Exercise details: Copy, from the entries below, each line where the word "Gains" can be found.
+++ Extracted material
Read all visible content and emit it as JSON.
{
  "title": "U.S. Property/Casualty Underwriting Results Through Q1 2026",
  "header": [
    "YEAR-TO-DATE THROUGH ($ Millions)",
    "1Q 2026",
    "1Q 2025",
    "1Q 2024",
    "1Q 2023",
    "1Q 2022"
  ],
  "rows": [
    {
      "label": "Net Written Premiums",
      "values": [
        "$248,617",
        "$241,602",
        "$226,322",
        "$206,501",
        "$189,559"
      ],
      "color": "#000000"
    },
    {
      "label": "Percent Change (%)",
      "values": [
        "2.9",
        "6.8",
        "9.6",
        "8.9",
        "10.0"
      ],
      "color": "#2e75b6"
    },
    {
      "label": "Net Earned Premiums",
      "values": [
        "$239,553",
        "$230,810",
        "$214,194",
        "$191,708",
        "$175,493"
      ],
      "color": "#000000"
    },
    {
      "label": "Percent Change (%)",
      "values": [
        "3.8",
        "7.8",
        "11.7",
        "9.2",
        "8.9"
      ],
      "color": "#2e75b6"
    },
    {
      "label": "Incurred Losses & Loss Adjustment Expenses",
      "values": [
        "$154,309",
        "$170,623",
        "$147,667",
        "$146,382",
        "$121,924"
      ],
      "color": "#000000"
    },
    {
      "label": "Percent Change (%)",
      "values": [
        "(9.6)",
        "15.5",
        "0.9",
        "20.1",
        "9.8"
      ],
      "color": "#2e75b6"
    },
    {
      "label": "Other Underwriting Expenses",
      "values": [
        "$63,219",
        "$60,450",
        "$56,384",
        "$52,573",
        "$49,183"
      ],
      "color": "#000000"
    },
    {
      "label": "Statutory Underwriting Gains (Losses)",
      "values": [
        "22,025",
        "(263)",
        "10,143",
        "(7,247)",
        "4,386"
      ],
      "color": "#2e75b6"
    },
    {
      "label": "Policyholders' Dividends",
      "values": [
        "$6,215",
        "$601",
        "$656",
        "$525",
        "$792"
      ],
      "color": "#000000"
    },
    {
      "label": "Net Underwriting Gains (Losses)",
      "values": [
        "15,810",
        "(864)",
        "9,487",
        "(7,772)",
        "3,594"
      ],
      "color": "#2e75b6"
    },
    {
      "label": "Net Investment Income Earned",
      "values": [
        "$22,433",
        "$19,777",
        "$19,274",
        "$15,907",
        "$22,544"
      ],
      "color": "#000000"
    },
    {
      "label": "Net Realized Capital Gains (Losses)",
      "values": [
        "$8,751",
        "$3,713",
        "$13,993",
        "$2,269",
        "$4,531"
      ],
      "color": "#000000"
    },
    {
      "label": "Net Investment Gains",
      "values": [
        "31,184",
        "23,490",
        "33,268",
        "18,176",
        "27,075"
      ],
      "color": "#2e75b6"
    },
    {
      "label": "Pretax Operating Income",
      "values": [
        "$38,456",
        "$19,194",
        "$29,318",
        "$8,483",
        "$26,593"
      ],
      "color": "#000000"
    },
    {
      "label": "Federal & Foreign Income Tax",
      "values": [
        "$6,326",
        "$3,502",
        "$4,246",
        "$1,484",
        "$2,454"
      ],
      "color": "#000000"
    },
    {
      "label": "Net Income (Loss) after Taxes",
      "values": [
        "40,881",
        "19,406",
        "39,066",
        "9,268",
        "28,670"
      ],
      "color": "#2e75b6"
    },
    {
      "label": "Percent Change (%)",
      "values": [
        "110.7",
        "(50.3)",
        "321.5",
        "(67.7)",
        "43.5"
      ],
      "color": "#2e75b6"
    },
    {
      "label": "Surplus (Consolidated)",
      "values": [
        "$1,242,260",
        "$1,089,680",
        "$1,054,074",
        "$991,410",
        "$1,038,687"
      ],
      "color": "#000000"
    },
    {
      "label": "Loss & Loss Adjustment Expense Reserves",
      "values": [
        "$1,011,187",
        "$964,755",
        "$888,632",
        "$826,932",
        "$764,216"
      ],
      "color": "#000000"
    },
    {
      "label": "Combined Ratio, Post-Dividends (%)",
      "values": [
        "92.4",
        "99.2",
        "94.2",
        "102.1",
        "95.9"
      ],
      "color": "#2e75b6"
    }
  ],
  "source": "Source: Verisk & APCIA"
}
++++++
Solution to this problem:
      "label": "Statutory Underwriting Gains (Losses)",
      "label": "Net Underwriting Gains (Losses)",
      "label": "Net Realized Capital Gains (Losses)",
      "label": "Net Investment Gains",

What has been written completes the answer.